### Directions
Copy out the listing exactly.

### Input material

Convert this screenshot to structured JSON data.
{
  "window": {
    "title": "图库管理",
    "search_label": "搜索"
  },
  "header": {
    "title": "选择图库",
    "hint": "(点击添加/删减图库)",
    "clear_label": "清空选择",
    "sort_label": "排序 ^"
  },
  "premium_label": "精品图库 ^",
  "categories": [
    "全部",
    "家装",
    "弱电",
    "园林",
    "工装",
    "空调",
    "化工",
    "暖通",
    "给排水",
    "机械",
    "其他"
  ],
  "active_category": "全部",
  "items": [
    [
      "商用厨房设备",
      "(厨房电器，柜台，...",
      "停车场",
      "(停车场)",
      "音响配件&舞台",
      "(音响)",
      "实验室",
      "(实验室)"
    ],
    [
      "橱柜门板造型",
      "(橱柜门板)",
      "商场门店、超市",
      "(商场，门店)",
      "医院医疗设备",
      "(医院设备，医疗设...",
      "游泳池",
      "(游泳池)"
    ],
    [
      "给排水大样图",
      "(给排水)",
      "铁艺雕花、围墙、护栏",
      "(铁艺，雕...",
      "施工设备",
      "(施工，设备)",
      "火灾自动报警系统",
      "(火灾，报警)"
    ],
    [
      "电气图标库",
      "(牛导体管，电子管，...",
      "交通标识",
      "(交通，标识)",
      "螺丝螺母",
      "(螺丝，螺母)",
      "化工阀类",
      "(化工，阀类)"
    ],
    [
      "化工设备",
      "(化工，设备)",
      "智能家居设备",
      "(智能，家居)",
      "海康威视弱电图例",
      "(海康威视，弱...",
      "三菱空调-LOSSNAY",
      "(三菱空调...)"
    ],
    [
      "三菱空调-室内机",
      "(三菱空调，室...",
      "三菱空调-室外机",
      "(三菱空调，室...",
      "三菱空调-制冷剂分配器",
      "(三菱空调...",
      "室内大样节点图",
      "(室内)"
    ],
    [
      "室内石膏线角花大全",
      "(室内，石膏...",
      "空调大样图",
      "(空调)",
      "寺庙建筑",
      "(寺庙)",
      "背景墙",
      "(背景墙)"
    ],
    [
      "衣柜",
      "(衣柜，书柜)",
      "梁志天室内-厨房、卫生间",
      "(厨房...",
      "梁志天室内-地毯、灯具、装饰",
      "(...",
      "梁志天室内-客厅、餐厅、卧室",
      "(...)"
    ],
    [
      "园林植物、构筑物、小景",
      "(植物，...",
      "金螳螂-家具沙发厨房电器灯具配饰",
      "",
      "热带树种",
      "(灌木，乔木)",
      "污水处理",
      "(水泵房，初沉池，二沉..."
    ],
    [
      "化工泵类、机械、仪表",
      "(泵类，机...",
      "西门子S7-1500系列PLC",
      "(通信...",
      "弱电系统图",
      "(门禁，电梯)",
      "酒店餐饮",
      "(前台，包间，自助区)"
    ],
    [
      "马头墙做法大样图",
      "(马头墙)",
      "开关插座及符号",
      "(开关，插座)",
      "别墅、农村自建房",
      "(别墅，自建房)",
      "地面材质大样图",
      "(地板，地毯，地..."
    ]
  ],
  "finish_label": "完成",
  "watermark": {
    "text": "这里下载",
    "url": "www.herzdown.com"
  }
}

### Written response
Convert this screenshot to structured JSON data.
{
  "window": {
    "title": "图库管理",
    "search_label": "搜索"
  },
  "header": {
    "title": "选择图库",
    "hint": "(点击添加/删减图库)",
    "clear_label": "清空选择",
    "sort_label": "排序 ^"
  },
  "premium_label": "精品图库 ^",
  "categories": [
    "全部",
    "家装",
    "弱电",
    "园林",
    "工装",
    "空调",
    "化工",
    "暖通",
    "给排水",
    "机械",
    "其他"
  ],
  "active_category": "全部",
  "items": [
    [
      "商用厨房设备",
      "(厨房电器，柜台，...",
      "停车场",
      "(停车场)",
      "音响配件&舞台",
      "(音响)",
      "实验室",
      "(实验室)"
    ],
    [
      "橱柜门板造型",
      "(橱柜门板)",
      "商场门店、超市",
      "(商场，门店)",
      "医院医疗设备",
      "(医院设备，医疗设...",
      "游泳池",
      "(游泳池)"
    ],
    [
      "给排水大样图",
      "(给排水)",
      "铁艺雕花、围墙、护栏",
      "(铁艺，雕...",
      "施工设备",
      "(施工，设备)",
      "火灾自动报警系统",
      "(火灾，报警)"
    ],
    [
      "电气图标库",
      "(牛导体管，电子管，...",
      "交通标识",
      "(交通，标识)",
      "螺丝螺母",
      "(螺丝，螺母)",
      "化工阀类",
      "(化工，阀类)"
    ],
    [
      "化工设备",
      "(化工，设备)",
      "智能家居设备",
      "(智能，家居)",
      "海康威视弱电图例",
      "(海康威视，弱...",
      "三菱空调-LOSSNAY",
      "(三菱空调...)"
    ],
    [
      "三菱空调-室内机",
      "(三菱空调，室...",
      "三菱空调-室外机",
      "(三菱空调，室...",
      "三菱空调-制冷剂分配器",
      "(三菱空调...",
      "室内大样节点图",
      "(室内)"
    ],
    [
      "室内石膏线角花大全",
      "(室内，石膏...",
      "空调大样图",
      "(空调)",
      "寺庙建筑",
      "(寺庙)",
      "背景墙",
      "(背景墙)"
    ],
    [
      "衣柜",
      "(衣柜，书柜)",
      "梁志天室内-厨房、卫生间",
      "(厨房...",
      "梁志天室内-地毯、灯具、装饰",
      "(...",
      "梁志天室内-客厅、餐厅、卧室",
      "(...)"
    ],
    [
      "园林植物、构筑物、小景",
      "(植物，...",
      "金螳螂-家具沙发厨房电器灯具配饰",
      "",
      "热带树种",
      "(灌木，乔木)",
      "污水处理",
      "(水泵房，初沉池，二沉..."
    ],
    [
      "化工泵类、机械、仪表",
      "(泵类，机...",
      "西门子S7-1500系列PLC",
      "(通信...",
      "弱电系统图",
      "(门禁，电梯)",
      "酒店餐饮",
      "(前台，包间，自助区)"
    ],
    [
      "马头墙做法大样图",
      "(马头墙)",
      "开关插座及符号",
      "(开关，插座)",
      "别墅、农村自建房",
      "(别墅，自建房)",
      "地面材质大样图",
      "(地板，地毯，地..."
    ]
  ],
  "finish_label": "完成",
  "watermark": {
    "text": "这里下载",
    "url": "www.herzdown.com"
  }
}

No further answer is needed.